:: WORKING DATA ::
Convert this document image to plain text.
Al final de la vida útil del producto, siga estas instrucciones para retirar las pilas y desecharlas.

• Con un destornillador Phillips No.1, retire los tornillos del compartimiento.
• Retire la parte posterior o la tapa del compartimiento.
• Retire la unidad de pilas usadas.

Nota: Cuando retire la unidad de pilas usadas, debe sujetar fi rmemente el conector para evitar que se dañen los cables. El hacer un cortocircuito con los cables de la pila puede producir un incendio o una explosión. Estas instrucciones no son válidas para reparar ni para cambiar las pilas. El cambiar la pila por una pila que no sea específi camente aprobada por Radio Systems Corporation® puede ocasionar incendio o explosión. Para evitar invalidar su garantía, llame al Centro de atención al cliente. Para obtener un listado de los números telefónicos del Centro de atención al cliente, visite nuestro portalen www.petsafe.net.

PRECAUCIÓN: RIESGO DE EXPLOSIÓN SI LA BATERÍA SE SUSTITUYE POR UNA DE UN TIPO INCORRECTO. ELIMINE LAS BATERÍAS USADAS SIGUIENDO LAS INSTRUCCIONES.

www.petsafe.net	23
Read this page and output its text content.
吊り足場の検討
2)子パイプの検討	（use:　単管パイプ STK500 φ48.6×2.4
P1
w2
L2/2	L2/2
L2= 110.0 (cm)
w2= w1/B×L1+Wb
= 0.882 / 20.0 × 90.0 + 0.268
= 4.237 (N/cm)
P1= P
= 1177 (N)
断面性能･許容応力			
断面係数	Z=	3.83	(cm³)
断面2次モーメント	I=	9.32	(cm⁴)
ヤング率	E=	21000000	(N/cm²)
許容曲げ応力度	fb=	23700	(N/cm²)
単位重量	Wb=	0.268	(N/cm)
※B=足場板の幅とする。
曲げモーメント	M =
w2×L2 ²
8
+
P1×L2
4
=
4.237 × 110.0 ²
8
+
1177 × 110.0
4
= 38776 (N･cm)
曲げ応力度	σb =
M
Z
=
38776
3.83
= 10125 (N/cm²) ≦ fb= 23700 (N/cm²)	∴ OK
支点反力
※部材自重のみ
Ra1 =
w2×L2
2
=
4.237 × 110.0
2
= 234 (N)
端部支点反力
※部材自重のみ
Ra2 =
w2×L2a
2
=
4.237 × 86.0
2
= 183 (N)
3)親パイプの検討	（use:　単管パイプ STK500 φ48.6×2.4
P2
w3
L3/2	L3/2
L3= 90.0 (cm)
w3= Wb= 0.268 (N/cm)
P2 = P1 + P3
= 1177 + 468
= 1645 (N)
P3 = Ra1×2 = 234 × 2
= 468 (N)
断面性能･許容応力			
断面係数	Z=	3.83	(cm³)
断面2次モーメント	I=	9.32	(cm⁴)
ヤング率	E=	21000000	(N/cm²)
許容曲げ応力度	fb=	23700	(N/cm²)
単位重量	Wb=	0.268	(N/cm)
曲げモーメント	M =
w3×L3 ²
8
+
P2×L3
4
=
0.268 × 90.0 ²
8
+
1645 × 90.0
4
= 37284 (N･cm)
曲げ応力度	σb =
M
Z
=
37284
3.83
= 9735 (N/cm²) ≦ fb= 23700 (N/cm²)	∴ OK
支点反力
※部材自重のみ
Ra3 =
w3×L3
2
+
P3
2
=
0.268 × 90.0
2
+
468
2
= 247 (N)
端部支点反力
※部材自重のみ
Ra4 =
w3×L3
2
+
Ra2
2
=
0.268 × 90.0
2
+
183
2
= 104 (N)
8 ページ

:: WHAT YOU SHOULD DO ::
In this exercise, repeat all entries exactly.

:: WORKED SOLUTION ::
Convert this document image to plain text.
Al final de la vida útil del producto, siga estas instrucciones para retirar las pilas y desecharlas.

• Con un destornillador Phillips No.1, retire los tornillos del compartimiento.
• Retire la parte posterior o la tapa del compartimiento.
• Retire la unidad de pilas usadas.

Nota: Cuando retire la unidad de pilas usadas, debe sujetar fi rmemente el conector para evitar que se dañen los cables. El hacer un cortocircuito con los cables de la pila puede producir un incendio o una explosión. Estas instrucciones no son válidas para reparar ni para cambiar las pilas. El cambiar la pila por una pila que no sea específi camente aprobada por Radio Systems Corporation® puede ocasionar incendio o explosión. Para evitar invalidar su garantía, llame al Centro de atención al cliente. Para obtener un listado de los números telefónicos del Centro de atención al cliente, visite nuestro portalen www.petsafe.net.

PRECAUCIÓN: RIESGO DE EXPLOSIÓN SI LA BATERÍA SE SUSTITUYE POR UNA DE UN TIPO INCORRECTO. ELIMINE LAS BATERÍAS USADAS SIGUIENDO LAS INSTRUCCIONES.

www.petsafe.net	23
Read this page and output its text content.
吊り足場の検討
2)子パイプの検討	（use:　単管パイプ STK500 φ48.6×2.4
P1
w2
L2/2	L2/2
L2= 110.0 (cm)
w2= w1/B×L1+Wb
= 0.882 / 20.0 × 90.0 + 0.268
= 4.237 (N/cm)
P1= P
= 1177 (N)
断面性能･許容応力			
断面係数	Z=	3.83	(cm³)
断面2次モーメント	I=	9.32	(cm⁴)
ヤング率	E=	21000000	(N/cm²)
許容曲げ応力度	fb=	23700	(N/cm²)
単位重量	Wb=	0.268	(N/cm)
※B=足場板の幅とする。
曲げモーメント	M =
w2×L2 ²
8
+
P1×L2
4
=
4.237 × 110.0 ²
8
+
1177 × 110.0
4
= 38776 (N･cm)
曲げ応力度	σb =
M
Z
=
38776
3.83
= 10125 (N/cm²) ≦ fb= 23700 (N/cm²)	∴ OK
支点反力
※部材自重のみ
Ra1 =
w2×L2
2
=
4.237 × 110.0
2
= 234 (N)
端部支点反力
※部材自重のみ
Ra2 =
w2×L2a
2
=
4.237 × 86.0
2
= 183 (N)
3)親パイプの検討	（use:　単管パイプ STK500 φ48.6×2.4
P2
w3
L3/2	L3/2
L3= 90.0 (cm)
w3= Wb= 0.268 (N/cm)
P2 = P1 + P3
= 1177 + 468
= 1645 (N)
P3 = Ra1×2 = 234 × 2
= 468 (N)
断面性能･許容応力			
断面係数	Z=	3.83	(cm³)
断面2次モーメント	I=	9.32	(cm⁴)
ヤング率	E=	21000000	(N/cm²)
許容曲げ応力度	fb=	23700	(N/cm²)
単位重量	Wb=	0.268	(N/cm)
曲げモーメント	M =
w3×L3 ²
8
+
P2×L3
4
=
0.268 × 90.0 ²
8
+
1645 × 90.0
4
= 37284 (N･cm)
曲げ応力度	σb =
M
Z
=
37284
3.83
= 9735 (N/cm²) ≦ fb= 23700 (N/cm²)	∴ OK
支点反力
※部材自重のみ
Ra3 =
w3×L3
2
+
P3
2
=
0.268 × 90.0
2
+
468
2
= 247 (N)
端部支点反力
※部材自重のみ
Ra4 =
w3×L3
2
+
Ra2
2
=
0.268 × 90.0
2
+
183
2
= 104 (N)
8 ページ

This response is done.